Chart and figure data

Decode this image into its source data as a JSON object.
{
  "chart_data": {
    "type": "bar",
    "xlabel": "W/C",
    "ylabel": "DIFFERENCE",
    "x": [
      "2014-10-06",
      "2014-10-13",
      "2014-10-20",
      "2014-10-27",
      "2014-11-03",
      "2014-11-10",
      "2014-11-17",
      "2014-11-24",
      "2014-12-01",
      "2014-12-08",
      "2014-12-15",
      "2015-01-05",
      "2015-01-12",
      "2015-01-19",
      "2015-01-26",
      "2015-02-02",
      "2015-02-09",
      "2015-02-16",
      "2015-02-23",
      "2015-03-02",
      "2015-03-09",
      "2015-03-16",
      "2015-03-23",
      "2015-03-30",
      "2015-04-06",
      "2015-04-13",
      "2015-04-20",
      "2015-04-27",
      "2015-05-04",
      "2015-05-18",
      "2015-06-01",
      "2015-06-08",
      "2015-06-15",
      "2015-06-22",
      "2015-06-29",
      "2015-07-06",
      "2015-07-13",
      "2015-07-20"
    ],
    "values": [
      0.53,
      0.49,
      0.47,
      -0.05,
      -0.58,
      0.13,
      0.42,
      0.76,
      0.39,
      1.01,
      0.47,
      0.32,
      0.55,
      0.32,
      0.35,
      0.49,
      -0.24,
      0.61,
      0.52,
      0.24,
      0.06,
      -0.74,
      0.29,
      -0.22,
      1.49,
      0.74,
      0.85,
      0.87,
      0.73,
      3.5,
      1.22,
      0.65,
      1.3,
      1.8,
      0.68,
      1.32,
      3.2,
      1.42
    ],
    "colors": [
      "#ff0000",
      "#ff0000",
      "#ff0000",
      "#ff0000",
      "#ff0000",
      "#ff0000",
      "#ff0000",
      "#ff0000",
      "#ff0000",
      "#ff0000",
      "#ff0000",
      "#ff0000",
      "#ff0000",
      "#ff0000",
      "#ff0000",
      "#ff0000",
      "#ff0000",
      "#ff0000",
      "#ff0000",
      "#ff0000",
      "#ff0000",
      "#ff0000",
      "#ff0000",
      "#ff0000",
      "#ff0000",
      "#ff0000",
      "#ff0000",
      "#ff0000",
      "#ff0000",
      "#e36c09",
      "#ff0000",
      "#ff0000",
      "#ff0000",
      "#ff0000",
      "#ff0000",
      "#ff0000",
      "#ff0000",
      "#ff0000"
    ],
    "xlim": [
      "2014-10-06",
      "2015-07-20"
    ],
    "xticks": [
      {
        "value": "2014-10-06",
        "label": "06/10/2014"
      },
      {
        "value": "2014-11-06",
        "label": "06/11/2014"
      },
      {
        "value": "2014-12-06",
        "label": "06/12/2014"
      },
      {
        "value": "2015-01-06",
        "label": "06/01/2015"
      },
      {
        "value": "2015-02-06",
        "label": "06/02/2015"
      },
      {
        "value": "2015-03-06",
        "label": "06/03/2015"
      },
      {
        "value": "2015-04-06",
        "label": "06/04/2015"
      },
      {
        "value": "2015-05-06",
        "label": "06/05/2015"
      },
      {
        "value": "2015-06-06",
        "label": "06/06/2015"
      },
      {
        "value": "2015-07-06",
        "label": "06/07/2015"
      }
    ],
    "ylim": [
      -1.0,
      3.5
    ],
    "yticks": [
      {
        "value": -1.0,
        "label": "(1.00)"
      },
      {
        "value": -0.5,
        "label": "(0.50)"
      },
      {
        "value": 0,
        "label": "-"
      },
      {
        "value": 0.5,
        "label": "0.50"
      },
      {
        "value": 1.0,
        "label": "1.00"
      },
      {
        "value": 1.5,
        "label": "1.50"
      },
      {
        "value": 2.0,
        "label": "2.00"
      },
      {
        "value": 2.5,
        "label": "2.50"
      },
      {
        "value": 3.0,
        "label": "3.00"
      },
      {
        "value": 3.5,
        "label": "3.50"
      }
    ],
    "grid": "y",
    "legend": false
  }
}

_Given exercise_
Without leaving anything out, give the entries again exactly.

_Complete output_
Decode this image into its source data as a JSON object.
{
  "chart_data": {
    "type": "bar",
    "xlabel": "W/C",
    "ylabel": "DIFFERENCE",
    "x": [
      "2014-10-06",
      "2014-10-13",
      "2014-10-20",
      "2014-10-27",
      "2014-11-03",
      "2014-11-10",
      "2014-11-17",
      "2014-11-24",
      "2014-12-01",
      "2014-12-08",
      "2014-12-15",
      "2015-01-05",
      "2015-01-12",
      "2015-01-19",
      "2015-01-26",
      "2015-02-02",
      "2015-02-09",
      "2015-02-16",
      "2015-02-23",
      "2015-03-02",
      "2015-03-09",
      "2015-03-16",
      "2015-03-23",
      "2015-03-30",
      "2015-04-06",
      "2015-04-13",
      "2015-04-20",
      "2015-04-27",
      "2015-05-04",
      "2015-05-18",
      "2015-06-01",
      "2015-06-08",
      "2015-06-15",
      "2015-06-22",
      "2015-06-29",
      "2015-07-06",
      "2015-07-13",
      "2015-07-20"
    ],
    "values": [
      0.53,
      0.49,
      0.47,
      -0.05,
      -0.58,
      0.13,
      0.42,
      0.76,
      0.39,
      1.01,
      0.47,
      0.32,
      0.55,
      0.32,
      0.35,
      0.49,
      -0.24,
      0.61,
      0.52,
      0.24,
      0.06,
      -0.74,
      0.29,
      -0.22,
      1.49,
      0.74,
      0.85,
      0.87,
      0.73,
      3.5,
      1.22,
      0.65,
      1.3,
      1.8,
      0.68,
      1.32,
      3.2,
      1.42
    ],
    "colors": [
      "#ff0000",
      "#ff0000",
      "#ff0000",
      "#ff0000",
      "#ff0000",
      "#ff0000",
      "#ff0000",
      "#ff0000",
      "#ff0000",
      "#ff0000",
      "#ff0000",
      "#ff0000",
      "#ff0000",
      "#ff0000",
      "#ff0000",
      "#ff0000",
      "#ff0000",
      "#ff0000",
      "#ff0000",
      "#ff0000",
      "#ff0000",
      "#ff0000",
      "#ff0000",
      "#ff0000",
      "#ff0000",
      "#ff0000",
      "#ff0000",
      "#ff0000",
      "#ff0000",
      "#e36c09",
      "#ff0000",
      "#ff0000",
      "#ff0000",
      "#ff0000",
      "#ff0000",
      "#ff0000",
      "#ff0000",
      "#ff0000"
    ],
    "xlim": [
      "2014-10-06",
      "2015-07-20"
    ],
    "xticks": [
      {
        "value": "2014-10-06",
        "label": "06/10/2014"
      },
      {
        "value": "2014-11-06",
        "label": "06/11/2014"
      },
      {
        "value": "2014-12-06",
        "label": "06/12/2014"
      },
      {
        "value": "2015-01-06",
        "label": "06/01/2015"
      },
      {
        "value": "2015-02-06",
        "label": "06/02/2015"
      },
      {
        "value": "2015-03-06",
        "label": "06/03/2015"
      },
      {
        "value": "2015-04-06",
        "label": "06/04/2015"
      },
      {
        "value": "2015-05-06",
        "label": "06/05/2015"
      },
      {
        "value": "2015-06-06",
        "label": "06/06/2015"
      },
      {
        "value": "2015-07-06",
        "label": "06/07/2015"
      }
    ],
    "ylim": [
      -1.0,
      3.5
    ],
    "yticks": [
      {
        "value": -1.0,
        "label": "(1.00)"
      },
      {
        "value": -0.5,
        "label": "(0.50)"
      },
      {
        "value": 0,
        "label": "-"
      },
      {
        "value": 0.5,
        "label": "0.50"
      },
      {
        "value": 1.0,
        "label": "1.00"
      },
      {
        "value": 1.5,
        "label": "1.50"
      },
      {
        "value": 2.0,
        "label": "2.00"
      },
      {
        "value": 2.5,
        "label": "2.50"
      },
      {
        "value": 3.0,
        "label": "3.00"
      },
      {
        "value": 3.5,
        "label": "3.50"
      }
    ],
    "grid": "y",
    "legend": false
  }
}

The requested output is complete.